_TASK TO COMPLETE_: Return each line holding the string "value".
----- DATASET EXCERPTS
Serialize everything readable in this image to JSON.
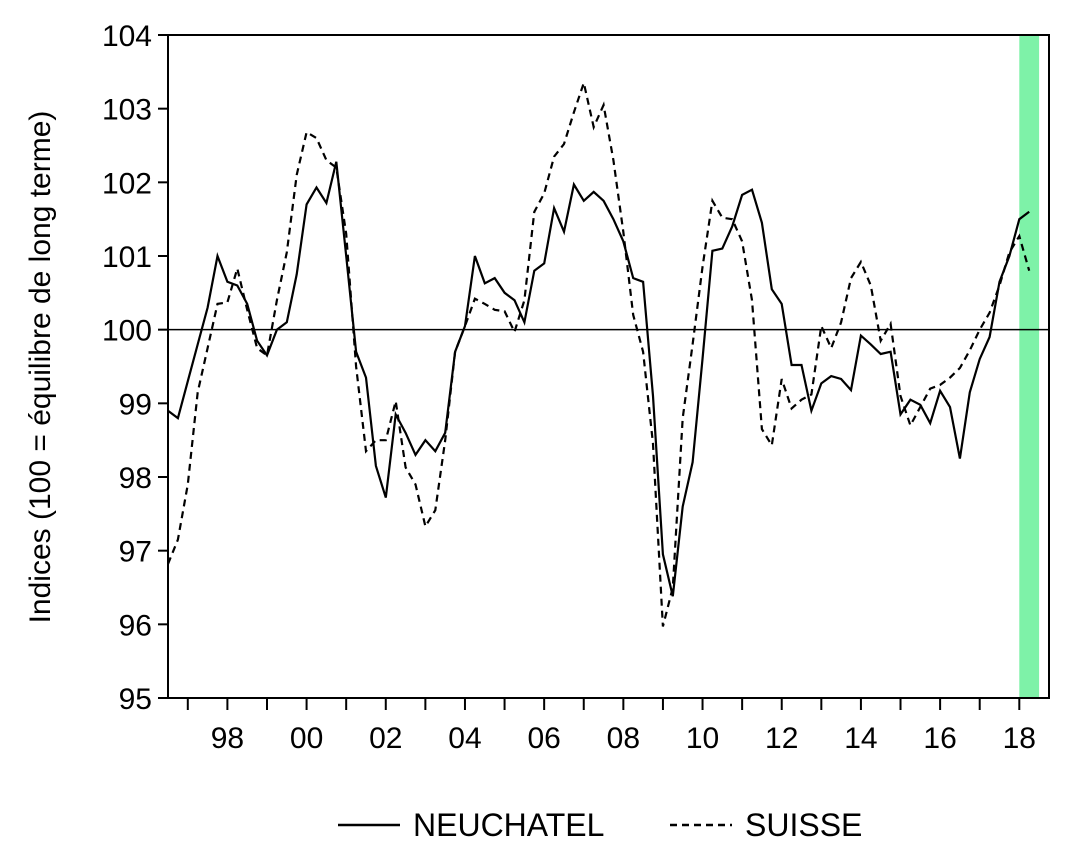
{
  "chart_data": {
    "type": "line",
    "title": "",
    "xlabel": "",
    "ylabel": "Indices (100 = équilibre de long terme)",
    "ylim": [
      95,
      104
    ],
    "xlim": [
      1996.5,
      2018.75
    ],
    "y_ticks": [
      95,
      96,
      97,
      98,
      99,
      100,
      101,
      102,
      103,
      104
    ],
    "x_ticks": [
      {
        "value": 1998,
        "label": "98"
      },
      {
        "value": 2000,
        "label": "00"
      },
      {
        "value": 2002,
        "label": "02"
      },
      {
        "value": 2004,
        "label": "04"
      },
      {
        "value": 2006,
        "label": "06"
      },
      {
        "value": 2008,
        "label": "08"
      },
      {
        "value": 2010,
        "label": "10"
      },
      {
        "value": 2012,
        "label": "12"
      },
      {
        "value": 2014,
        "label": "14"
      },
      {
        "value": 2016,
        "label": "16"
      },
      {
        "value": 2018,
        "label": "18"
      }
    ],
    "reference_line": 100,
    "shaded_region": {
      "x_start": 2018.0,
      "x_end": 2018.5,
      "color": "#7ef2a8"
    },
    "legend_position": "bottom-center",
    "series": [
      {
        "name": "NEUCHATEL",
        "style": "solid",
        "color": "#000000",
        "points": [
          [
            1996.5,
            98.9
          ],
          [
            1996.75,
            98.8
          ],
          [
            1997.0,
            99.3
          ],
          [
            1997.25,
            99.8
          ],
          [
            1997.5,
            100.3
          ],
          [
            1997.75,
            101.0
          ],
          [
            1998.0,
            100.65
          ],
          [
            1998.25,
            100.6
          ],
          [
            1998.5,
            100.35
          ],
          [
            1998.75,
            99.85
          ],
          [
            1999.0,
            99.65
          ],
          [
            1999.25,
            100.0
          ],
          [
            1999.5,
            100.1
          ],
          [
            1999.75,
            100.75
          ],
          [
            2000.0,
            101.7
          ],
          [
            2000.25,
            101.93
          ],
          [
            2000.5,
            101.72
          ],
          [
            2000.75,
            102.28
          ],
          [
            2001.0,
            101.0
          ],
          [
            2001.25,
            99.7
          ],
          [
            2001.5,
            99.35
          ],
          [
            2001.75,
            98.15
          ],
          [
            2002.0,
            97.72
          ],
          [
            2002.25,
            98.85
          ],
          [
            2002.5,
            98.6
          ],
          [
            2002.75,
            98.3
          ],
          [
            2003.0,
            98.5
          ],
          [
            2003.25,
            98.35
          ],
          [
            2003.5,
            98.6
          ],
          [
            2003.75,
            99.7
          ],
          [
            2004.0,
            100.05
          ],
          [
            2004.25,
            101.0
          ],
          [
            2004.5,
            100.63
          ],
          [
            2004.75,
            100.7
          ],
          [
            2005.0,
            100.5
          ],
          [
            2005.25,
            100.4
          ],
          [
            2005.5,
            100.1
          ],
          [
            2005.75,
            100.8
          ],
          [
            2006.0,
            100.9
          ],
          [
            2006.25,
            101.65
          ],
          [
            2006.5,
            101.33
          ],
          [
            2006.75,
            101.97
          ],
          [
            2007.0,
            101.75
          ],
          [
            2007.25,
            101.87
          ],
          [
            2007.5,
            101.75
          ],
          [
            2007.75,
            101.5
          ],
          [
            2008.0,
            101.2
          ],
          [
            2008.25,
            100.7
          ],
          [
            2008.5,
            100.65
          ],
          [
            2008.75,
            99.1
          ],
          [
            2009.0,
            96.95
          ],
          [
            2009.25,
            96.38
          ],
          [
            2009.5,
            97.6
          ],
          [
            2009.75,
            98.2
          ],
          [
            2010.0,
            99.6
          ],
          [
            2010.25,
            101.07
          ],
          [
            2010.5,
            101.1
          ],
          [
            2010.75,
            101.4
          ],
          [
            2011.0,
            101.83
          ],
          [
            2011.25,
            101.9
          ],
          [
            2011.5,
            101.45
          ],
          [
            2011.75,
            100.55
          ],
          [
            2012.0,
            100.35
          ],
          [
            2012.25,
            99.52
          ],
          [
            2012.5,
            99.52
          ],
          [
            2012.75,
            98.9
          ],
          [
            2013.0,
            99.27
          ],
          [
            2013.25,
            99.37
          ],
          [
            2013.5,
            99.33
          ],
          [
            2013.75,
            99.18
          ],
          [
            2014.0,
            99.92
          ],
          [
            2014.25,
            99.8
          ],
          [
            2014.5,
            99.67
          ],
          [
            2014.75,
            99.7
          ],
          [
            2015.0,
            98.85
          ],
          [
            2015.25,
            99.05
          ],
          [
            2015.5,
            98.98
          ],
          [
            2015.75,
            98.73
          ],
          [
            2016.0,
            99.17
          ],
          [
            2016.25,
            98.95
          ],
          [
            2016.5,
            98.25
          ],
          [
            2016.75,
            99.15
          ],
          [
            2017.0,
            99.6
          ],
          [
            2017.25,
            99.9
          ],
          [
            2017.5,
            100.65
          ],
          [
            2017.75,
            101.0
          ],
          [
            2018.0,
            101.5
          ],
          [
            2018.25,
            101.6
          ]
        ]
      },
      {
        "name": "SUISSE",
        "style": "dashed",
        "color": "#000000",
        "points": [
          [
            1996.5,
            96.82
          ],
          [
            1996.75,
            97.15
          ],
          [
            1997.0,
            97.9
          ],
          [
            1997.25,
            99.15
          ],
          [
            1997.5,
            99.75
          ],
          [
            1997.75,
            100.35
          ],
          [
            1998.0,
            100.37
          ],
          [
            1998.25,
            100.83
          ],
          [
            1998.5,
            100.27
          ],
          [
            1998.75,
            99.75
          ],
          [
            1999.0,
            99.65
          ],
          [
            1999.25,
            100.4
          ],
          [
            1999.5,
            101.05
          ],
          [
            1999.75,
            102.1
          ],
          [
            2000.0,
            102.68
          ],
          [
            2000.25,
            102.6
          ],
          [
            2000.5,
            102.3
          ],
          [
            2000.75,
            102.2
          ],
          [
            2001.0,
            101.3
          ],
          [
            2001.25,
            99.5
          ],
          [
            2001.5,
            98.35
          ],
          [
            2001.75,
            98.5
          ],
          [
            2002.0,
            98.5
          ],
          [
            2002.25,
            99.03
          ],
          [
            2002.5,
            98.13
          ],
          [
            2002.75,
            97.9
          ],
          [
            2003.0,
            97.33
          ],
          [
            2003.25,
            97.55
          ],
          [
            2003.5,
            98.5
          ],
          [
            2003.75,
            99.7
          ],
          [
            2004.0,
            100.05
          ],
          [
            2004.25,
            100.42
          ],
          [
            2004.5,
            100.35
          ],
          [
            2004.75,
            100.27
          ],
          [
            2005.0,
            100.25
          ],
          [
            2005.25,
            99.97
          ],
          [
            2005.5,
            100.4
          ],
          [
            2005.75,
            101.6
          ],
          [
            2006.0,
            101.85
          ],
          [
            2006.25,
            102.35
          ],
          [
            2006.5,
            102.52
          ],
          [
            2006.75,
            102.95
          ],
          [
            2007.0,
            103.35
          ],
          [
            2007.25,
            102.75
          ],
          [
            2007.5,
            103.05
          ],
          [
            2007.75,
            102.3
          ],
          [
            2008.0,
            101.33
          ],
          [
            2008.25,
            100.2
          ],
          [
            2008.5,
            99.7
          ],
          [
            2008.75,
            98.45
          ],
          [
            2009.0,
            95.97
          ],
          [
            2009.25,
            96.5
          ],
          [
            2009.5,
            98.8
          ],
          [
            2009.75,
            99.8
          ],
          [
            2010.0,
            100.85
          ],
          [
            2010.25,
            101.75
          ],
          [
            2010.5,
            101.52
          ],
          [
            2010.75,
            101.5
          ],
          [
            2011.0,
            101.2
          ],
          [
            2011.25,
            100.4
          ],
          [
            2011.5,
            98.65
          ],
          [
            2011.75,
            98.43
          ],
          [
            2012.0,
            99.33
          ],
          [
            2012.25,
            98.93
          ],
          [
            2012.5,
            99.05
          ],
          [
            2012.75,
            99.12
          ],
          [
            2013.0,
            100.05
          ],
          [
            2013.25,
            99.75
          ],
          [
            2013.5,
            100.1
          ],
          [
            2013.75,
            100.7
          ],
          [
            2014.0,
            100.92
          ],
          [
            2014.25,
            100.6
          ],
          [
            2014.5,
            99.85
          ],
          [
            2014.75,
            100.08
          ],
          [
            2015.0,
            99.1
          ],
          [
            2015.25,
            98.7
          ],
          [
            2015.5,
            98.95
          ],
          [
            2015.75,
            99.2
          ],
          [
            2016.0,
            99.25
          ],
          [
            2016.25,
            99.35
          ],
          [
            2016.5,
            99.48
          ],
          [
            2016.75,
            99.72
          ],
          [
            2017.0,
            100.0
          ],
          [
            2017.25,
            100.23
          ],
          [
            2017.5,
            100.6
          ],
          [
            2017.75,
            101.05
          ],
          [
            2018.0,
            101.27
          ],
          [
            2018.25,
            100.8
          ]
        ]
      }
    ]
  }
}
----------
_IN RESPONSE_:
        "value": 1998,
        "value": 2000,
        "value": 2002,
        "value": 2004,
        "value": 2006,
        "value": 2008,
        "value": 2010,
        "value": 2012,
        "value": 2014,
        "value": 2016,
        "value": 2018,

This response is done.